▶ **Collected data**:
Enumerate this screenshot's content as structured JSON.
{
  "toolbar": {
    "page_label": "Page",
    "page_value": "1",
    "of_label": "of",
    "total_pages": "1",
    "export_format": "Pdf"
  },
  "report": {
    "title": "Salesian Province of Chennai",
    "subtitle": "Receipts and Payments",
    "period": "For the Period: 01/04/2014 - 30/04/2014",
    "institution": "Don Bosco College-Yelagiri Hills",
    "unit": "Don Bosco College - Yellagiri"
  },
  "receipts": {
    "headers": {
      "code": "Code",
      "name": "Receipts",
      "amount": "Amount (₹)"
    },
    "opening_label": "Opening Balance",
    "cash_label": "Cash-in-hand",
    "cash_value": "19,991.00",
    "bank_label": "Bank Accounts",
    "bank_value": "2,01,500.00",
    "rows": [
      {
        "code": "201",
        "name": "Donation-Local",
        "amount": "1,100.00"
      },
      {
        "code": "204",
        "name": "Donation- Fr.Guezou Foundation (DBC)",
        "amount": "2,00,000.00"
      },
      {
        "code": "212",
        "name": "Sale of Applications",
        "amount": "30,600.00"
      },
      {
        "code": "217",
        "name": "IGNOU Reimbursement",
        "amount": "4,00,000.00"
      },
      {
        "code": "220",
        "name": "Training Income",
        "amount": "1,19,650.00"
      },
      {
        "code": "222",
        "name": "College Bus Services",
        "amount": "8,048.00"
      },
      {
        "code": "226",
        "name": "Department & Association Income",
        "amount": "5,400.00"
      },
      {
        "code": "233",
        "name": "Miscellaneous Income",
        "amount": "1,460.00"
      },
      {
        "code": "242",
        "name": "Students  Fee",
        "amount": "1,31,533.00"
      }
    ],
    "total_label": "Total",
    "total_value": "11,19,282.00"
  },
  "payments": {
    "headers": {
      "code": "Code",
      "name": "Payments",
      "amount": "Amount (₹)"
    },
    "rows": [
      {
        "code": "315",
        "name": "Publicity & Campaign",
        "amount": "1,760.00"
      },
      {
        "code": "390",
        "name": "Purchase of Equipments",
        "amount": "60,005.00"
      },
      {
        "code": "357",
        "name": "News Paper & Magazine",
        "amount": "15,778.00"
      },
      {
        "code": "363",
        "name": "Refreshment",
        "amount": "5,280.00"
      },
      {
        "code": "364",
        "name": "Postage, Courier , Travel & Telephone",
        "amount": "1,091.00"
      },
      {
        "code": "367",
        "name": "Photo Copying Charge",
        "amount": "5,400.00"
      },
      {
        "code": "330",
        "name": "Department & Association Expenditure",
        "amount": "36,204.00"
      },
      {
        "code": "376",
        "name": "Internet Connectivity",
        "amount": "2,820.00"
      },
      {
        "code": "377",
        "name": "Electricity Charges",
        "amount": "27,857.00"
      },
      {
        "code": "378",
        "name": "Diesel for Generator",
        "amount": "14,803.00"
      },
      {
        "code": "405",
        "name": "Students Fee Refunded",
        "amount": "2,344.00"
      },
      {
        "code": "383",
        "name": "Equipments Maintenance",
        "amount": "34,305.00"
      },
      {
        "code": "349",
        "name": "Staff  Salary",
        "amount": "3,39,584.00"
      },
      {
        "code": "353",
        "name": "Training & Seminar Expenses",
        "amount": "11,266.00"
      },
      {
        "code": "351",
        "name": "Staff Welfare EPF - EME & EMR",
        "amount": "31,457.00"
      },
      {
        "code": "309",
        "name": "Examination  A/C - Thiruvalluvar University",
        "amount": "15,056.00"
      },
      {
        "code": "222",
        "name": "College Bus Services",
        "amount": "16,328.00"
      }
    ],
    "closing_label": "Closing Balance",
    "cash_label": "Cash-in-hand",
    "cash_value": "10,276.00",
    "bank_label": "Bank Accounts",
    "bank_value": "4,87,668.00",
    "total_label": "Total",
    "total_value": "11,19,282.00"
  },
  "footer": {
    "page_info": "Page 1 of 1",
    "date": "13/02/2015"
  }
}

▶ **Given request**:
What is the number of lines that contain "Students"? Reply with that number alone.

▶ **Worked answer**:
2